# Requirement
Among the lines below, count those containing the word "JSON". Give the number only.

(Dataset listings of figures)
* START *

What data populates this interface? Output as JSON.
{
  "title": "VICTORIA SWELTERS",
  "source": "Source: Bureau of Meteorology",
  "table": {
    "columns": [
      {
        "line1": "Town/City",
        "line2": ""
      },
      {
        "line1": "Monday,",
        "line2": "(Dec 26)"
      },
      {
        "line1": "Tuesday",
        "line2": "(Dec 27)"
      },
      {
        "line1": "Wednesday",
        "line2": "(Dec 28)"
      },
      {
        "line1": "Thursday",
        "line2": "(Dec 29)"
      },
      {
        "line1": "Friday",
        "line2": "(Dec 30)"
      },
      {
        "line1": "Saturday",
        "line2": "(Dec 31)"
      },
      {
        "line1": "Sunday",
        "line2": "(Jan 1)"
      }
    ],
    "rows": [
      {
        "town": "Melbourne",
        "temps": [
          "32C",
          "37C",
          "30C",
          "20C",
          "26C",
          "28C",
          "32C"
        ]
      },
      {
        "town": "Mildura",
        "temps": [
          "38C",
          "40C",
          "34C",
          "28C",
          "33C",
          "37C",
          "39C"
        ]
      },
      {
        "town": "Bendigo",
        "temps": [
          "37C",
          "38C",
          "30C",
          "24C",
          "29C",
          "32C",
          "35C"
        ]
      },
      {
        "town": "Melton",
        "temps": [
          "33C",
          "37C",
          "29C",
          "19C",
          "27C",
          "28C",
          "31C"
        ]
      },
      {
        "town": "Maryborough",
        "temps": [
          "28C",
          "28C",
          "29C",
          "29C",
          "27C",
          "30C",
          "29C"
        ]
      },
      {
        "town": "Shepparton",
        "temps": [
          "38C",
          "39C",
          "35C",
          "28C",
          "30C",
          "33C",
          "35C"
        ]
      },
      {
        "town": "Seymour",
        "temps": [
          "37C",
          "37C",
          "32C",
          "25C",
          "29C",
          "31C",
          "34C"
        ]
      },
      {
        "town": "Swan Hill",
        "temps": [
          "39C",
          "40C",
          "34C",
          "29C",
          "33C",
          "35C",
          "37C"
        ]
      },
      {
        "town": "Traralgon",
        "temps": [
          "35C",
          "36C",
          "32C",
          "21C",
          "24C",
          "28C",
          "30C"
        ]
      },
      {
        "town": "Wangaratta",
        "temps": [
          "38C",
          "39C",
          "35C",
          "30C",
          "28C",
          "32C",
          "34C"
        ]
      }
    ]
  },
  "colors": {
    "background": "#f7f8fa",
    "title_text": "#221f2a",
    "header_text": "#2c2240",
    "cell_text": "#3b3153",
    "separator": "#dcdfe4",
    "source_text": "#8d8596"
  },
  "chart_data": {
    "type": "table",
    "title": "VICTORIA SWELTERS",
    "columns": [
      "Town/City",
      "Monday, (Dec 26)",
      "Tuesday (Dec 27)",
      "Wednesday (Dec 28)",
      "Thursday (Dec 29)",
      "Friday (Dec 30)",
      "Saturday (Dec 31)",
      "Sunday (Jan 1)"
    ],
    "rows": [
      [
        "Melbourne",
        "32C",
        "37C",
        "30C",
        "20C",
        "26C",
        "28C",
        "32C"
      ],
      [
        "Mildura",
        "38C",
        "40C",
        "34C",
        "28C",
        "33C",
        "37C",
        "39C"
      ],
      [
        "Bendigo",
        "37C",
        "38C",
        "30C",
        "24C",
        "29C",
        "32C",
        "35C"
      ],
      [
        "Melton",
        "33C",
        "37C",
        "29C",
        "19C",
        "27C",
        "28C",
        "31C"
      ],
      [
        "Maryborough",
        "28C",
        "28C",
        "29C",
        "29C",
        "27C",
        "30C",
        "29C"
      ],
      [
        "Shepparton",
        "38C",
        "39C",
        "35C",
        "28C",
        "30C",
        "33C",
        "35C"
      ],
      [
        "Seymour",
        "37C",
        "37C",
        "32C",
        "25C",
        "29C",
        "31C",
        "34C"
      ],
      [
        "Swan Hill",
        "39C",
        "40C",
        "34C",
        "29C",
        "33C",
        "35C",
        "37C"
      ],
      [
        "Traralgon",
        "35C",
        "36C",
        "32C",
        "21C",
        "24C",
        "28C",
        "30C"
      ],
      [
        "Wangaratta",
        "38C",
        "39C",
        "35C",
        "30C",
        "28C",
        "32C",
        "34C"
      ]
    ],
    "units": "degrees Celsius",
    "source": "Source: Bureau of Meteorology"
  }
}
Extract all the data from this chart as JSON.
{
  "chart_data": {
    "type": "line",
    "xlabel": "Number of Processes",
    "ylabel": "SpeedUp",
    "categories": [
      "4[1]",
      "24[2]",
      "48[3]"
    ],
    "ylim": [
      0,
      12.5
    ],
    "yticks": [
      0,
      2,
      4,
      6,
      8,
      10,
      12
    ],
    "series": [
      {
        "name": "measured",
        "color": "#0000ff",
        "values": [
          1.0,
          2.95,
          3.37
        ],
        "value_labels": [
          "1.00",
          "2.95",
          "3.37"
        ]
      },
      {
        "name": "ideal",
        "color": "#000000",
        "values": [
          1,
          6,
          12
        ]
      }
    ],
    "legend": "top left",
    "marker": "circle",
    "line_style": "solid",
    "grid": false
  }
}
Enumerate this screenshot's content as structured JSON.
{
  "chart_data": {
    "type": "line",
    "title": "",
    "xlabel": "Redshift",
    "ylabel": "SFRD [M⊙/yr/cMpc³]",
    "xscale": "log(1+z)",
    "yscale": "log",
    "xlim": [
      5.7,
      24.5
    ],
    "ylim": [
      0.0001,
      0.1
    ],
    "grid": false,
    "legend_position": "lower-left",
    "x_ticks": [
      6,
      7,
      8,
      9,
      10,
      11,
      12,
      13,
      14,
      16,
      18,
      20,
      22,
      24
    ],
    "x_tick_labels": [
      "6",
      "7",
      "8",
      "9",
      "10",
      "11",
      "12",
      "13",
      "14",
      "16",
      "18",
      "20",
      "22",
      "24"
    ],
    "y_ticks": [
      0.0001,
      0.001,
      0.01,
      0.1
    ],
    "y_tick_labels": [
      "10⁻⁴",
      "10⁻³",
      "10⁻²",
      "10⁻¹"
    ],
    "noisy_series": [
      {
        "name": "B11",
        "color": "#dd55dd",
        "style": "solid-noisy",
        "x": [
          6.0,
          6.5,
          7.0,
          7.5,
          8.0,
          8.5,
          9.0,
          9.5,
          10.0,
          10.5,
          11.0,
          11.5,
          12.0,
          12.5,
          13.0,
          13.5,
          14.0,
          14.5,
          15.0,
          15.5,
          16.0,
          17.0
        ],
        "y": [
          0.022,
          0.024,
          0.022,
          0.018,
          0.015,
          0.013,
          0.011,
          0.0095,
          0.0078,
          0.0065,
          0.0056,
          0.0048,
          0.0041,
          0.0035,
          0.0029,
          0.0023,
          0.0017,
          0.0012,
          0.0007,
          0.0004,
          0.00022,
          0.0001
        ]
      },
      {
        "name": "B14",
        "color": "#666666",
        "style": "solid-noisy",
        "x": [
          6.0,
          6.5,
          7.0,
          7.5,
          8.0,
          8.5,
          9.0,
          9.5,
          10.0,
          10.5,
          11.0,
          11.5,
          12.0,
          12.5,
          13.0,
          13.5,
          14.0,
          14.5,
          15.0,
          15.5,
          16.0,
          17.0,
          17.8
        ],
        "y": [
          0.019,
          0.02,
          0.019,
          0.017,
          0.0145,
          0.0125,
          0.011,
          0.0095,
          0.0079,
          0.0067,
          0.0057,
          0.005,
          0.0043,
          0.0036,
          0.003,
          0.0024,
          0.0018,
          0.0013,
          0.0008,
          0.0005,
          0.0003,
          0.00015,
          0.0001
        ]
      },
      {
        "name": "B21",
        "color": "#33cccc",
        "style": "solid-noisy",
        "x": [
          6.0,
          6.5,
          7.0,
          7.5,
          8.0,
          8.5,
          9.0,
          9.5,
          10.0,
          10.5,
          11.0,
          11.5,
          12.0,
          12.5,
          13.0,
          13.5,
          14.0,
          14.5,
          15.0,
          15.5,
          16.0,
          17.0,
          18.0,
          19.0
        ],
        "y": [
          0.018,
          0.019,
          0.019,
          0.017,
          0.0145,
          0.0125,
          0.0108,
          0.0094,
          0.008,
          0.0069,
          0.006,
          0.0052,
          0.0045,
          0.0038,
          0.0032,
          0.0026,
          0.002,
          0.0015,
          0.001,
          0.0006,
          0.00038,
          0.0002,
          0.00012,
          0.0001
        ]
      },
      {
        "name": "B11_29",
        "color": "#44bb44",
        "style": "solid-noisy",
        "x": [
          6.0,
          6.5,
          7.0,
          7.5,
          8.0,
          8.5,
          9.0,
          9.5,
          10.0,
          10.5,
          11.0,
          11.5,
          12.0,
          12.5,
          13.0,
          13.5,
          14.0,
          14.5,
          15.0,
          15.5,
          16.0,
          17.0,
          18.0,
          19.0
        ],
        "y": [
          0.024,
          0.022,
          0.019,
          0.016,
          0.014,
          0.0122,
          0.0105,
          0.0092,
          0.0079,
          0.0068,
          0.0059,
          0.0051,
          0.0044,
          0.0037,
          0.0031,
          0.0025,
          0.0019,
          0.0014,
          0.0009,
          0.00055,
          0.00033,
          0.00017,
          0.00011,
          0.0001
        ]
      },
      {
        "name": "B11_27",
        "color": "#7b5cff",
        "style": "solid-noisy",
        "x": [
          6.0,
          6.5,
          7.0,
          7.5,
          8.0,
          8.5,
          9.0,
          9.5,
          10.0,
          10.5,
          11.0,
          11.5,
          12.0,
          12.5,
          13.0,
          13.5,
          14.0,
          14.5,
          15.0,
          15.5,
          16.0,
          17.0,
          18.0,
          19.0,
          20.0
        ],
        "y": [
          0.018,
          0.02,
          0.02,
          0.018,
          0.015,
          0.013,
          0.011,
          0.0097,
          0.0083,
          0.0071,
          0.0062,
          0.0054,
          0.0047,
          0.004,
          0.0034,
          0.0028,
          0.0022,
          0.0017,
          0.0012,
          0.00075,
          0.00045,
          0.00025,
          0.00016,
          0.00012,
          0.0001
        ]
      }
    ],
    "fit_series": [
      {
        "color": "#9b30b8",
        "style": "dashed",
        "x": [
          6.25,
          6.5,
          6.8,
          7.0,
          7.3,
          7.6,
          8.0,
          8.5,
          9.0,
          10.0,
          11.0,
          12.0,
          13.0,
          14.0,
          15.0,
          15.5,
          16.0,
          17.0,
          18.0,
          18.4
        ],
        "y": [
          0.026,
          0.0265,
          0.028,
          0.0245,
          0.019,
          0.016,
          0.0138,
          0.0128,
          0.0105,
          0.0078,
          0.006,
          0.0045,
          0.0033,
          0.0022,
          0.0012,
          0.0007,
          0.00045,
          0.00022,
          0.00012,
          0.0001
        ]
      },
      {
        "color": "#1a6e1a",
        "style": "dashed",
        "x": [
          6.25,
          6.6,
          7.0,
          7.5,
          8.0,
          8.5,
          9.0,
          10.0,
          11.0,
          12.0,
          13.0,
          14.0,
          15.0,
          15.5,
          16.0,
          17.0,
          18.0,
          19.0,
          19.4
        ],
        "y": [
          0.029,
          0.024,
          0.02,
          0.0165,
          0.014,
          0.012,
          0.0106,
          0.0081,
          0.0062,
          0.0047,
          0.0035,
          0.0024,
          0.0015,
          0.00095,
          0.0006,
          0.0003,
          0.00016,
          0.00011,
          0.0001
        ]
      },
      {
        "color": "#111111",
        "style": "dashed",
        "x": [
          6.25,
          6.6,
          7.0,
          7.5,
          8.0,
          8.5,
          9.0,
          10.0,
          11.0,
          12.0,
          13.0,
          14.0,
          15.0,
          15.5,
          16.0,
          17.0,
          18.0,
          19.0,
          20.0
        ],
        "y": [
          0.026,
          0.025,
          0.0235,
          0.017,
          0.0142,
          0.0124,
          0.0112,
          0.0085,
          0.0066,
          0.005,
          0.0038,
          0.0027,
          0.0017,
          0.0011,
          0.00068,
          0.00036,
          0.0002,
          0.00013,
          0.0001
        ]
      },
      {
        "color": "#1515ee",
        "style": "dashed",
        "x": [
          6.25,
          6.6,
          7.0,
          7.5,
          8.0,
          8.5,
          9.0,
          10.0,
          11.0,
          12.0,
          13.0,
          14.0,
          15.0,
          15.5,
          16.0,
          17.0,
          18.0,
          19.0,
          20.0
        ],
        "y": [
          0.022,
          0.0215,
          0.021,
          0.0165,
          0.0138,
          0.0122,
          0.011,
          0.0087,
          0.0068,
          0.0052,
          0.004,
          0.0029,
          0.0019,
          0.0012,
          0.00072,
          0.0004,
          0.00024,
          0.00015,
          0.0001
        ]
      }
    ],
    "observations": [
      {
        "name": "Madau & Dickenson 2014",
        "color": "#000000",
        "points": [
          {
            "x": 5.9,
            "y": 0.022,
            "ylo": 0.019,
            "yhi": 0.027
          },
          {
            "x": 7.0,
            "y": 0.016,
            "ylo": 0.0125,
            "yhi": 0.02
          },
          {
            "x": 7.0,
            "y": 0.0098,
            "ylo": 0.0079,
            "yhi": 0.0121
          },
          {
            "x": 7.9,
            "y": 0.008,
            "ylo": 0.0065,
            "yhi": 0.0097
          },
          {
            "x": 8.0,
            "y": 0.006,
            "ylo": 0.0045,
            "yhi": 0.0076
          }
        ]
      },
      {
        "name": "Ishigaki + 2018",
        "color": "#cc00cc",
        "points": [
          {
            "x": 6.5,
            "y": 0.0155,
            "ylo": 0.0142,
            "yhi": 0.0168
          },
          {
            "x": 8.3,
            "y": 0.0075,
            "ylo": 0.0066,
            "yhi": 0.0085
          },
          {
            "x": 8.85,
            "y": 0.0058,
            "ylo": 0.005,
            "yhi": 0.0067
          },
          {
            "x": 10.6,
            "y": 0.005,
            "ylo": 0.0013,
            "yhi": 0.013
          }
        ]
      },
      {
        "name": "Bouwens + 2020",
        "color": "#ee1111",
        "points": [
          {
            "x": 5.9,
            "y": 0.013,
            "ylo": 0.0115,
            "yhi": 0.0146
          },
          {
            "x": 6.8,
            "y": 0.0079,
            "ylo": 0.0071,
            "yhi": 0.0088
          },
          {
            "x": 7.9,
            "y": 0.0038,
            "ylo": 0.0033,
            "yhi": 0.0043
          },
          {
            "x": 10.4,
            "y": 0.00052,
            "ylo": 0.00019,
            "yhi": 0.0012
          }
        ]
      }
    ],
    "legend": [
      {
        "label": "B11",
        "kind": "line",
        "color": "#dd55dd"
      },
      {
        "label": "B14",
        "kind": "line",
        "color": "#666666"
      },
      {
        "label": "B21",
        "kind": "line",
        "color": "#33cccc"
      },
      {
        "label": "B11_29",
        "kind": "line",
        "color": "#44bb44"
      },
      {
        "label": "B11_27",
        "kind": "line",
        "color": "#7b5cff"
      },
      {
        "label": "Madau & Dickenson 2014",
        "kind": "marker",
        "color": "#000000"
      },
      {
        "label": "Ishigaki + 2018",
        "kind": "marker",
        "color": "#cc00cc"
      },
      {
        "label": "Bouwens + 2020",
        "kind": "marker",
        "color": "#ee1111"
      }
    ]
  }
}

* END *

# Result
3